AIM -> Read the listing and extract each line that includes the word "urée".

(Records from a data collection)
________________

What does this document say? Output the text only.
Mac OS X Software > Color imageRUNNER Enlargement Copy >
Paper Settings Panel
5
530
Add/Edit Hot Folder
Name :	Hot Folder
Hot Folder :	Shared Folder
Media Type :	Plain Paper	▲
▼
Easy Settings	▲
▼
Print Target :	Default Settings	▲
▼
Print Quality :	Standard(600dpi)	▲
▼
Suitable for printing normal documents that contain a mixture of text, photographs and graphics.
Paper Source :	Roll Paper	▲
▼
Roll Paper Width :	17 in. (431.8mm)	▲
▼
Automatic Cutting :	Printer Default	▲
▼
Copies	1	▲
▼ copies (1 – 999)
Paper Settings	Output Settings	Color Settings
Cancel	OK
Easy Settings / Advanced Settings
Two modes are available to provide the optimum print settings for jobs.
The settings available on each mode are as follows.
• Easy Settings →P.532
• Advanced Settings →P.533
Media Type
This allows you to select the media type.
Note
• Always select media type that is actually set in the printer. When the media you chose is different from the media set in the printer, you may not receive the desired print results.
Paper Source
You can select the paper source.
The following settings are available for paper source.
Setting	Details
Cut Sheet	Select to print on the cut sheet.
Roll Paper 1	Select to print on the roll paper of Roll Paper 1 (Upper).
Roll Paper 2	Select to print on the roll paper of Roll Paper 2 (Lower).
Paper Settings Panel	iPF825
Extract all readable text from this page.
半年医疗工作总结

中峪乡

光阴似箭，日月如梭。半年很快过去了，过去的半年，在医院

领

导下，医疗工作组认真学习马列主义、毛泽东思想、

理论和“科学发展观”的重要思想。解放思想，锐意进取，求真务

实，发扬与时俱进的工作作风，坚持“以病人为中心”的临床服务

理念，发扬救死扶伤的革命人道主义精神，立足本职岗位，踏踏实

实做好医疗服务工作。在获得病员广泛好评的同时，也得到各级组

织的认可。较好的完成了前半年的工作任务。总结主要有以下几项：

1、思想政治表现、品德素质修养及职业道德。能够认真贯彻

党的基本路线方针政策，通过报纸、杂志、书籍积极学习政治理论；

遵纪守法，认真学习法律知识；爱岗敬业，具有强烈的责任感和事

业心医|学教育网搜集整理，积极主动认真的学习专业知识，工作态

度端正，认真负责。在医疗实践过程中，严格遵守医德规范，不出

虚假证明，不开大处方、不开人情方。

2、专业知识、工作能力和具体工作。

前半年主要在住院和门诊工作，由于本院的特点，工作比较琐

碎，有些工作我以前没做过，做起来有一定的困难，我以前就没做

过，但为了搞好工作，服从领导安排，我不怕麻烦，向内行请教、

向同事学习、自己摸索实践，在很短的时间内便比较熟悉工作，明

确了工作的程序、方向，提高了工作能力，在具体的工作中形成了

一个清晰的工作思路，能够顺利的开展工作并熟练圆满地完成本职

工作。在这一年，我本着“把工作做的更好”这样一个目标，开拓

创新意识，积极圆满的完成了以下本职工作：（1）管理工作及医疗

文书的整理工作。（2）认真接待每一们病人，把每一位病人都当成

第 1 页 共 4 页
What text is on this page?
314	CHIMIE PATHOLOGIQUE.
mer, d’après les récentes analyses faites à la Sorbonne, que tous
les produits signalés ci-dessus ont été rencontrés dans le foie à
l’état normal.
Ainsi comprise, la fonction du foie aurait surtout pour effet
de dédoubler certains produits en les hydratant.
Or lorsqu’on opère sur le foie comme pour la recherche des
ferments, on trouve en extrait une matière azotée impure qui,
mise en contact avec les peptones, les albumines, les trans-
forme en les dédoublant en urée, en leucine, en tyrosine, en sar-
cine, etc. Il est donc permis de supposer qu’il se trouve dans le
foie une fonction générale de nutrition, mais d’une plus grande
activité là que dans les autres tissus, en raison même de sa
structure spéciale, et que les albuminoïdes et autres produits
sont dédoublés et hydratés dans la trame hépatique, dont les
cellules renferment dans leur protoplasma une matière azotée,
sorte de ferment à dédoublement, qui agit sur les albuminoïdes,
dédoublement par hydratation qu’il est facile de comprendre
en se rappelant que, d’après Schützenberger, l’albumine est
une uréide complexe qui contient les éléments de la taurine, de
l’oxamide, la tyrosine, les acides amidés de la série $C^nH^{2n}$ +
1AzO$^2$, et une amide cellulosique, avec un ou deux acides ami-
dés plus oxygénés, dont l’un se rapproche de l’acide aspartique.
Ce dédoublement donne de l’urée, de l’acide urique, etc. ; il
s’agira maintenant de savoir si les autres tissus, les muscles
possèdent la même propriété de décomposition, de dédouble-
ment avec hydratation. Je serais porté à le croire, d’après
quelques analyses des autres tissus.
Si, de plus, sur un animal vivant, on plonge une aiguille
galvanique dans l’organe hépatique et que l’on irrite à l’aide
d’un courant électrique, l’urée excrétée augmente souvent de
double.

________________

SOLUTION FOR THIS TASK ->
forme en les dédoublant en urée, en leucine, en tyrosine, en sar-
Ce dédoublement donne de l’urée, de l’acide urique, etc. ; il
d’un courant électrique, l’urée excrétée augmente souvent de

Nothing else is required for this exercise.